__Task details__
Write out every single entry exactly.

=-=-=-=-=

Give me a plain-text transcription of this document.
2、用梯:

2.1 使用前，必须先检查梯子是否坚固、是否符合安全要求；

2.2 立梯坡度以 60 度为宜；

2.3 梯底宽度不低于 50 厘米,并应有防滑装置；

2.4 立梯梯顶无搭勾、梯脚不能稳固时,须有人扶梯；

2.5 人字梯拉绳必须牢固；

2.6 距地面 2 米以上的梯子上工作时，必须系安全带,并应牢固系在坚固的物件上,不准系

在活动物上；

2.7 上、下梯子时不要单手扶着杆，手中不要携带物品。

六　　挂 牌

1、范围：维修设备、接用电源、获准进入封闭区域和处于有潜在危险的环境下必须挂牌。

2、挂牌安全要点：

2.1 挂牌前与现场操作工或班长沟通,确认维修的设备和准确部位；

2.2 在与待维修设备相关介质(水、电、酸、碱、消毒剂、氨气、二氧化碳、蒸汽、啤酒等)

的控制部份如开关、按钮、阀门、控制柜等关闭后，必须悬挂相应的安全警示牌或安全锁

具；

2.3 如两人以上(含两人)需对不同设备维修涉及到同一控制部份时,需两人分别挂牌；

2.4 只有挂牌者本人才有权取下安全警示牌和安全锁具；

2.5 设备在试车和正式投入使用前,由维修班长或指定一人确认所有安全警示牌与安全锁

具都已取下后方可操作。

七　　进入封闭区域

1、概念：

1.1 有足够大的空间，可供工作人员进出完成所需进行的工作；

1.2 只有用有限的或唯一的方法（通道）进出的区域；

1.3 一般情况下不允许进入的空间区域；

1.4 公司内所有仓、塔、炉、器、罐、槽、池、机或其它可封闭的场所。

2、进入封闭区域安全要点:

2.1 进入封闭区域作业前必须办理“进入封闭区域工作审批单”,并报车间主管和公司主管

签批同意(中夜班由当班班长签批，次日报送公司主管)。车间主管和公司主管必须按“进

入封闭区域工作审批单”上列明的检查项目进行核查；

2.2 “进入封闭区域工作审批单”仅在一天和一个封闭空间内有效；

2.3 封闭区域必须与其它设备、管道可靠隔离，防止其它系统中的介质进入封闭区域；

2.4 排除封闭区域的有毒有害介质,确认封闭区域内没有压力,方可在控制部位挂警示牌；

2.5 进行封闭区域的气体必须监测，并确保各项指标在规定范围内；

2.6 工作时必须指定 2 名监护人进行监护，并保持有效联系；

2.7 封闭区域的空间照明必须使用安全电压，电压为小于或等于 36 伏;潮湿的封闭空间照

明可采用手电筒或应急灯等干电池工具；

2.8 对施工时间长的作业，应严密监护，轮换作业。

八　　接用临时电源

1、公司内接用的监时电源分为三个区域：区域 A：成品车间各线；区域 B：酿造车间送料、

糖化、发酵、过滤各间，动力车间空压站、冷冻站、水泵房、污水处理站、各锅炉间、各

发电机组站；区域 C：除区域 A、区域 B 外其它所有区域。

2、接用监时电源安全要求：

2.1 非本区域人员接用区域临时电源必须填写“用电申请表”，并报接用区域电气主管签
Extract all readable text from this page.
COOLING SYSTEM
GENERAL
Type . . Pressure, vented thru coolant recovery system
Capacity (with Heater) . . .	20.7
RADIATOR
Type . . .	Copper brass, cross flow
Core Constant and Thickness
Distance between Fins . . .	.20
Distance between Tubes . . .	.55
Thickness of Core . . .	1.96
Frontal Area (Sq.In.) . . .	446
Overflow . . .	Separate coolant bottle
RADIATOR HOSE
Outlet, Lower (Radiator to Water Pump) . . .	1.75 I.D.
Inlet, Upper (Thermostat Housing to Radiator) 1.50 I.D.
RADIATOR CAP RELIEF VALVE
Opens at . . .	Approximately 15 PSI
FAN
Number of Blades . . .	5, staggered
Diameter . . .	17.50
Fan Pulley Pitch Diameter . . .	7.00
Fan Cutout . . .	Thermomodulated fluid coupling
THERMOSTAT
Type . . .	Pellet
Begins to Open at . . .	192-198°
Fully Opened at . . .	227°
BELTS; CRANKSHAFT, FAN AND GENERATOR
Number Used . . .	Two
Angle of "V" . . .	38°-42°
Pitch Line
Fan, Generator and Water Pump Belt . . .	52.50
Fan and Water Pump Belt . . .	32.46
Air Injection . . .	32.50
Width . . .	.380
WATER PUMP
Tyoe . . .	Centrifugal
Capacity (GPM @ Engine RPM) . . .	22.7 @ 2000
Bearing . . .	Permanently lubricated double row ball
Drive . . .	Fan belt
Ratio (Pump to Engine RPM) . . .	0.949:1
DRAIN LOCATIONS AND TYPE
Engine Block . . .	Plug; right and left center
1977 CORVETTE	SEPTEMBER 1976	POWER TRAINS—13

=-=-=-=-=

__Correct response__
Give me a plain-text transcription of this document.
2、用梯:

2.1 使用前，必须先检查梯子是否坚固、是否符合安全要求；

2.2 立梯坡度以 60 度为宜；

2.3 梯底宽度不低于 50 厘米,并应有防滑装置；

2.4 立梯梯顶无搭勾、梯脚不能稳固时,须有人扶梯；

2.5 人字梯拉绳必须牢固；

2.6 距地面 2 米以上的梯子上工作时，必须系安全带,并应牢固系在坚固的物件上,不准系

在活动物上；

2.7 上、下梯子时不要单手扶着杆，手中不要携带物品。

六　　挂 牌

1、范围：维修设备、接用电源、获准进入封闭区域和处于有潜在危险的环境下必须挂牌。

2、挂牌安全要点：

2.1 挂牌前与现场操作工或班长沟通,确认维修的设备和准确部位；

2.2 在与待维修设备相关介质(水、电、酸、碱、消毒剂、氨气、二氧化碳、蒸汽、啤酒等)

的控制部份如开关、按钮、阀门、控制柜等关闭后，必须悬挂相应的安全警示牌或安全锁

具；

2.3 如两人以上(含两人)需对不同设备维修涉及到同一控制部份时,需两人分别挂牌；

2.4 只有挂牌者本人才有权取下安全警示牌和安全锁具；

2.5 设备在试车和正式投入使用前,由维修班长或指定一人确认所有安全警示牌与安全锁

具都已取下后方可操作。

七　　进入封闭区域

1、概念：

1.1 有足够大的空间，可供工作人员进出完成所需进行的工作；

1.2 只有用有限的或唯一的方法（通道）进出的区域；

1.3 一般情况下不允许进入的空间区域；

1.4 公司内所有仓、塔、炉、器、罐、槽、池、机或其它可封闭的场所。

2、进入封闭区域安全要点:

2.1 进入封闭区域作业前必须办理“进入封闭区域工作审批单”,并报车间主管和公司主管

签批同意(中夜班由当班班长签批，次日报送公司主管)。车间主管和公司主管必须按“进

入封闭区域工作审批单”上列明的检查项目进行核查；

2.2 “进入封闭区域工作审批单”仅在一天和一个封闭空间内有效；

2.3 封闭区域必须与其它设备、管道可靠隔离，防止其它系统中的介质进入封闭区域；

2.4 排除封闭区域的有毒有害介质,确认封闭区域内没有压力,方可在控制部位挂警示牌；

2.5 进行封闭区域的气体必须监测，并确保各项指标在规定范围内；

2.6 工作时必须指定 2 名监护人进行监护，并保持有效联系；

2.7 封闭区域的空间照明必须使用安全电压，电压为小于或等于 36 伏;潮湿的封闭空间照

明可采用手电筒或应急灯等干电池工具；

2.8 对施工时间长的作业，应严密监护，轮换作业。

八　　接用临时电源

1、公司内接用的监时电源分为三个区域：区域 A：成品车间各线；区域 B：酿造车间送料、

糖化、发酵、过滤各间，动力车间空压站、冷冻站、水泵房、污水处理站、各锅炉间、各

发电机组站；区域 C：除区域 A、区域 B 外其它所有区域。

2、接用监时电源安全要求：

2.1 非本区域人员接用区域临时电源必须填写“用电申请表”，并报接用区域电气主管签
Extract all readable text from this page.
COOLING SYSTEM
GENERAL
Type . . Pressure, vented thru coolant recovery system
Capacity (with Heater) . . .	20.7
RADIATOR
Type . . .	Copper brass, cross flow
Core Constant and Thickness
Distance between Fins . . .	.20
Distance between Tubes . . .	.55
Thickness of Core . . .	1.96
Frontal Area (Sq.In.) . . .	446
Overflow . . .	Separate coolant bottle
RADIATOR HOSE
Outlet, Lower (Radiator to Water Pump) . . .	1.75 I.D.
Inlet, Upper (Thermostat Housing to Radiator) 1.50 I.D.
RADIATOR CAP RELIEF VALVE
Opens at . . .	Approximately 15 PSI
FAN
Number of Blades . . .	5, staggered
Diameter . . .	17.50
Fan Pulley Pitch Diameter . . .	7.00
Fan Cutout . . .	Thermomodulated fluid coupling
THERMOSTAT
Type . . .	Pellet
Begins to Open at . . .	192-198°
Fully Opened at . . .	227°
BELTS; CRANKSHAFT, FAN AND GENERATOR
Number Used . . .	Two
Angle of "V" . . .	38°-42°
Pitch Line
Fan, Generator and Water Pump Belt . . .	52.50
Fan and Water Pump Belt . . .	32.46
Air Injection . . .	32.50
Width . . .	.380
WATER PUMP
Tyoe . . .	Centrifugal
Capacity (GPM @ Engine RPM) . . .	22.7 @ 2000
Bearing . . .	Permanently lubricated double row ball
Drive . . .	Fan belt
Ratio (Pump to Engine RPM) . . .	0.949:1
DRAIN LOCATIONS AND TYPE
Engine Block . . .	Plug; right and left center
1977 CORVETTE	SEPTEMBER 1976	POWER TRAINS—13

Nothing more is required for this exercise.